## WHAT IS BEING ASKED
Quote the full listing word for word.

Dataset records
** START **

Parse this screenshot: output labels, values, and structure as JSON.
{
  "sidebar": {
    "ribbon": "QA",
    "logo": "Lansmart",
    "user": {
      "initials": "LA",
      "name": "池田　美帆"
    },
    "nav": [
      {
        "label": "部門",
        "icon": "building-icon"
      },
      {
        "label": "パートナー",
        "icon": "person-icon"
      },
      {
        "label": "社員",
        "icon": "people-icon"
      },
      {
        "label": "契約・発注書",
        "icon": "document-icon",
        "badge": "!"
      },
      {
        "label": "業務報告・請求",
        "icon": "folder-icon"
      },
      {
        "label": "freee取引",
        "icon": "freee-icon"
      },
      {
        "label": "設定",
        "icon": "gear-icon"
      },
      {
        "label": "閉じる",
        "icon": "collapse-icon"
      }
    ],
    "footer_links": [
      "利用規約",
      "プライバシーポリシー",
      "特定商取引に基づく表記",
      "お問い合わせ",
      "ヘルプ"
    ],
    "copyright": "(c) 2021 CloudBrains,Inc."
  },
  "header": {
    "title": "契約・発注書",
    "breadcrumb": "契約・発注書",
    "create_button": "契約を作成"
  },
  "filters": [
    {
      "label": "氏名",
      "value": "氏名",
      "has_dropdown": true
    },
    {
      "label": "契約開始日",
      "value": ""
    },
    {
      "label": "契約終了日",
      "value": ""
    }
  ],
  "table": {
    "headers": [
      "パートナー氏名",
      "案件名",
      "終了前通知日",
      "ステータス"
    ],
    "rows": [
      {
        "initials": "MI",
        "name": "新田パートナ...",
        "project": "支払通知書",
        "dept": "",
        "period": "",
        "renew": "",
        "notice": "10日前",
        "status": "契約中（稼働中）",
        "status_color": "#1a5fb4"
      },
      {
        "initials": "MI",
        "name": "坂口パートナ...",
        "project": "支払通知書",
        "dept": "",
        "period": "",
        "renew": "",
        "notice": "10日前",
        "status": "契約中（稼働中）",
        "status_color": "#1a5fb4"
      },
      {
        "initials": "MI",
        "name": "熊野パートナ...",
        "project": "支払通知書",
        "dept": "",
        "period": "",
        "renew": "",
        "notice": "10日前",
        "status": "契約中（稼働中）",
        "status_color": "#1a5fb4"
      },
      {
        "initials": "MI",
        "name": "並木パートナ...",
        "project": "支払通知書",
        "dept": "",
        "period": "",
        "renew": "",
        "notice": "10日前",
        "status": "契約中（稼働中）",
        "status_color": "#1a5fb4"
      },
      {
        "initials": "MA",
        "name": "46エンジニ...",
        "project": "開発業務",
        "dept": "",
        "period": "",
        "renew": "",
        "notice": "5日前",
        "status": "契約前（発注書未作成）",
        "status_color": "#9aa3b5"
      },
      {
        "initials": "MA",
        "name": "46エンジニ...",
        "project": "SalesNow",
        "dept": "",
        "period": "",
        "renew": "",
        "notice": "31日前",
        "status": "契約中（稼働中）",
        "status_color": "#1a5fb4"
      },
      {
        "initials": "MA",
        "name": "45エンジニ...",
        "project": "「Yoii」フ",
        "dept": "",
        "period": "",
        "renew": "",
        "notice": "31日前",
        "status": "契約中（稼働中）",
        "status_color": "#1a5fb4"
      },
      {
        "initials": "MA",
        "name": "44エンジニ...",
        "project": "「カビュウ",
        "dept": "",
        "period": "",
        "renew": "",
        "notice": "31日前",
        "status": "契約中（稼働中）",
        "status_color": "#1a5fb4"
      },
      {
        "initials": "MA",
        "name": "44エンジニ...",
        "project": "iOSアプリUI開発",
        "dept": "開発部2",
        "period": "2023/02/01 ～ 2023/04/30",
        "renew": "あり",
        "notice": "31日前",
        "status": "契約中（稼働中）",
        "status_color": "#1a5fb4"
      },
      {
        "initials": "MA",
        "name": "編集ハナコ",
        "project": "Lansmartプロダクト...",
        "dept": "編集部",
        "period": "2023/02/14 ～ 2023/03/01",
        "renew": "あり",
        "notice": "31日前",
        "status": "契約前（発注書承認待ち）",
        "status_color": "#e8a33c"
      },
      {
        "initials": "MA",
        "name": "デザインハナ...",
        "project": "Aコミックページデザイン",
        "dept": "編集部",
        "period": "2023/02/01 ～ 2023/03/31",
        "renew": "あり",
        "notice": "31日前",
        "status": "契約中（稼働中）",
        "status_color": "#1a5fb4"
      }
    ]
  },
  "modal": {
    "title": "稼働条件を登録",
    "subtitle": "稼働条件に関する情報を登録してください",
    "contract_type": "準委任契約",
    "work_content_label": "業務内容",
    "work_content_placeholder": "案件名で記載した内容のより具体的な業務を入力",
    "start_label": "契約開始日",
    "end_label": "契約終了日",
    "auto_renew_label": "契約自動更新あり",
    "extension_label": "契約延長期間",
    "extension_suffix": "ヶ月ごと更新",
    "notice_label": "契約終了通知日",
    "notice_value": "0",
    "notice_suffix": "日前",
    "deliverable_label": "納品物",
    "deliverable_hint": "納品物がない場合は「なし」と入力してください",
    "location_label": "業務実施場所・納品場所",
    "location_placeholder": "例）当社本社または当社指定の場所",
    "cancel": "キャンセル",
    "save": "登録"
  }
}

** END **

## PROBLEM SOLUTION
Parse this screenshot: output labels, values, and structure as JSON.
{
  "sidebar": {
    "ribbon": "QA",
    "logo": "Lansmart",
    "user": {
      "initials": "LA",
      "name": "池田　美帆"
    },
    "nav": [
      {
        "label": "部門",
        "icon": "building-icon"
      },
      {
        "label": "パートナー",
        "icon": "person-icon"
      },
      {
        "label": "社員",
        "icon": "people-icon"
      },
      {
        "label": "契約・発注書",
        "icon": "document-icon",
        "badge": "!"
      },
      {
        "label": "業務報告・請求",
        "icon": "folder-icon"
      },
      {
        "label": "freee取引",
        "icon": "freee-icon"
      },
      {
        "label": "設定",
        "icon": "gear-icon"
      },
      {
        "label": "閉じる",
        "icon": "collapse-icon"
      }
    ],
    "footer_links": [
      "利用規約",
      "プライバシーポリシー",
      "特定商取引に基づく表記",
      "お問い合わせ",
      "ヘルプ"
    ],
    "copyright": "(c) 2021 CloudBrains,Inc."
  },
  "header": {
    "title": "契約・発注書",
    "breadcrumb": "契約・発注書",
    "create_button": "契約を作成"
  },
  "filters": [
    {
      "label": "氏名",
      "value": "氏名",
      "has_dropdown": true
    },
    {
      "label": "契約開始日",
      "value": ""
    },
    {
      "label": "契約終了日",
      "value": ""
    }
  ],
  "table": {
    "headers": [
      "パートナー氏名",
      "案件名",
      "終了前通知日",
      "ステータス"
    ],
    "rows": [
      {
        "initials": "MI",
        "name": "新田パートナ...",
        "project": "支払通知書",
        "dept": "",
        "period": "",
        "renew": "",
        "notice": "10日前",
        "status": "契約中（稼働中）",
        "status_color": "#1a5fb4"
      },
      {
        "initials": "MI",
        "name": "坂口パートナ...",
        "project": "支払通知書",
        "dept": "",
        "period": "",
        "renew": "",
        "notice": "10日前",
        "status": "契約中（稼働中）",
        "status_color": "#1a5fb4"
      },
      {
        "initials": "MI",
        "name": "熊野パートナ...",
        "project": "支払通知書",
        "dept": "",
        "period": "",
        "renew": "",
        "notice": "10日前",
        "status": "契約中（稼働中）",
        "status_color": "#1a5fb4"
      },
      {
        "initials": "MI",
        "name": "並木パートナ...",
        "project": "支払通知書",
        "dept": "",
        "period": "",
        "renew": "",
        "notice": "10日前",
        "status": "契約中（稼働中）",
        "status_color": "#1a5fb4"
      },
      {
        "initials": "MA",
        "name": "46エンジニ...",
        "project": "開発業務",
        "dept": "",
        "period": "",
        "renew": "",
        "notice": "5日前",
        "status": "契約前（発注書未作成）",
        "status_color": "#9aa3b5"
      },
      {
        "initials": "MA",
        "name": "46エンジニ...",
        "project": "SalesNow",
        "dept": "",
        "period": "",
        "renew": "",
        "notice": "31日前",
        "status": "契約中（稼働中）",
        "status_color": "#1a5fb4"
      },
      {
        "initials": "MA",
        "name": "45エンジニ...",
        "project": "「Yoii」フ",
        "dept": "",
        "period": "",
        "renew": "",
        "notice": "31日前",
        "status": "契約中（稼働中）",
        "status_color": "#1a5fb4"
      },
      {
        "initials": "MA",
        "name": "44エンジニ...",
        "project": "「カビュウ",
        "dept": "",
        "period": "",
        "renew": "",
        "notice": "31日前",
        "status": "契約中（稼働中）",
        "status_color": "#1a5fb4"
      },
      {
        "initials": "MA",
        "name": "44エンジニ...",
        "project": "iOSアプリUI開発",
        "dept": "開発部2",
        "period": "2023/02/01 ～ 2023/04/30",
        "renew": "あり",
        "notice": "31日前",
        "status": "契約中（稼働中）",
        "status_color": "#1a5fb4"
      },
      {
        "initials": "MA",
        "name": "編集ハナコ",
        "project": "Lansmartプロダクト...",
        "dept": "編集部",
        "period": "2023/02/14 ～ 2023/03/01",
        "renew": "あり",
        "notice": "31日前",
        "status": "契約前（発注書承認待ち）",
        "status_color": "#e8a33c"
      },
      {
        "initials": "MA",
        "name": "デザインハナ...",
        "project": "Aコミックページデザイン",
        "dept": "編集部",
        "period": "2023/02/01 ～ 2023/03/31",
        "renew": "あり",
        "notice": "31日前",
        "status": "契約中（稼働中）",
        "status_color": "#1a5fb4"
      }
    ]
  },
  "modal": {
    "title": "稼働条件を登録",
    "subtitle": "稼働条件に関する情報を登録してください",
    "contract_type": "準委任契約",
    "work_content_label": "業務内容",
    "work_content_placeholder": "案件名で記載した内容のより具体的な業務を入力",
    "start_label": "契約開始日",
    "end_label": "契約終了日",
    "auto_renew_label": "契約自動更新あり",
    "extension_label": "契約延長期間",
    "extension_suffix": "ヶ月ごと更新",
    "notice_label": "契約終了通知日",
    "notice_value": "0",
    "notice_suffix": "日前",
    "deliverable_label": "納品物",
    "deliverable_hint": "納品物がない場合は「なし」と入力してください",
    "location_label": "業務実施場所・納品場所",
    "location_placeholder": "例）当社本社または当社指定の場所",
    "cancel": "キャンセル",
    "save": "登録"
  }
}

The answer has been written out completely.